▸ **TASK STATEMENT**: Each line containing the word "bullet" must be collected.

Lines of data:

## Start

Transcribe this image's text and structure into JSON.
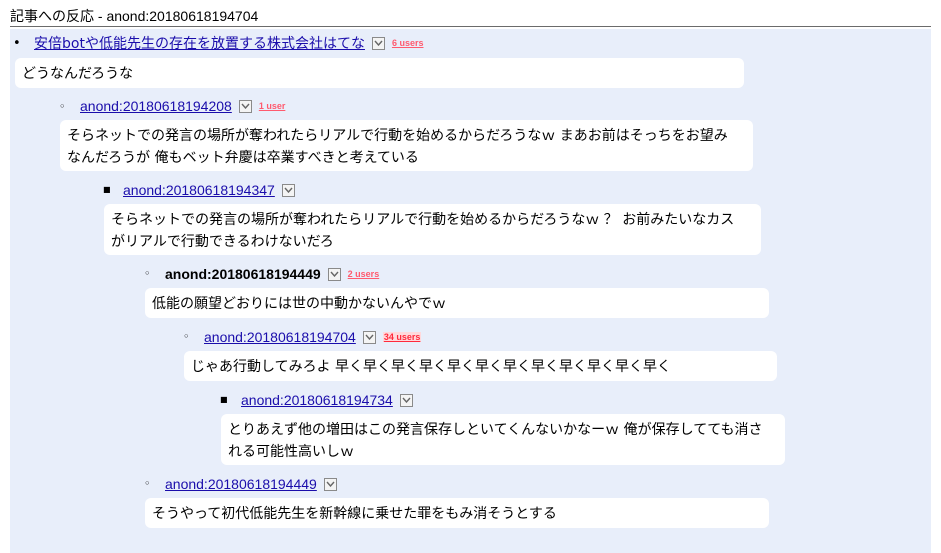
{
  "header": {
    "title": "記事への反応",
    "separator": " - ",
    "link": "anond:20180618194704"
  },
  "entries": [
    {
      "id_label": "安倍botや低能先生の存在を放置する株式会社はてな",
      "users": "6 users",
      "comment_lines": [
        "どうなんだろうな"
      ]
    },
    {
      "id_label": "anond:20180618194208",
      "users": "1 user",
      "comment_lines": [
        "そらネットでの発言の場所が奪われたらリアルで行動を始めるからだろうなｗ まあお前はそっちをお望み",
        "なんだろうが 俺もベット弁慶は卒業すべきと考えている"
      ]
    },
    {
      "id_label": "anond:20180618194347",
      "users": "",
      "comment_lines": [
        "そらネットでの発言の場所が奪われたらリアルで行動を始めるからだろうなｗ ？ お前みたいなカス",
        "がリアルで行動できるわけないだろ"
      ]
    },
    {
      "id_label": "anond:20180618194449",
      "users": "2 users",
      "comment_lines": [
        "低能の願望どおりには世の中動かないんやでｗ"
      ]
    },
    {
      "id_label": "anond:20180618194704",
      "users": "34 users",
      "comment_lines": [
        "じゃあ行動してみろよ 早く早く早く早く早く早く早く早く早く早く早く早く"
      ]
    },
    {
      "id_label": "anond:20180618194734",
      "users": "",
      "comment_lines": [
        "とりあえず他の増田はこの発言保存しといてくんないかなーｗ 俺が保存してても消さ",
        "れる可能性高いしｗ"
      ]
    },
    {
      "id_label": "anond:20180618194449",
      "users": "",
      "comment_lines": [
        "そうやって初代低能先生を新幹線に乗せた罪をもみ消そうとする"
      ]
    }
  ],
  "icons": {
    "menu": "chevron-down-icon",
    "bullet_level1": "disc-bullet-icon",
    "bullet_level2": "circle-bullet-icon",
    "bullet_level3": "square-bullet-icon"
  },
  "colors": {
    "link": "#1a0dab",
    "users": "#ff5a6e",
    "panel_bg": "#e8eefa"
  }
}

## End

▸ **RESULT**:
    "bullet_level1": "disc-bullet-icon",
    "bullet_level2": "circle-bullet-icon",
    "bullet_level3": "square-bullet-icon"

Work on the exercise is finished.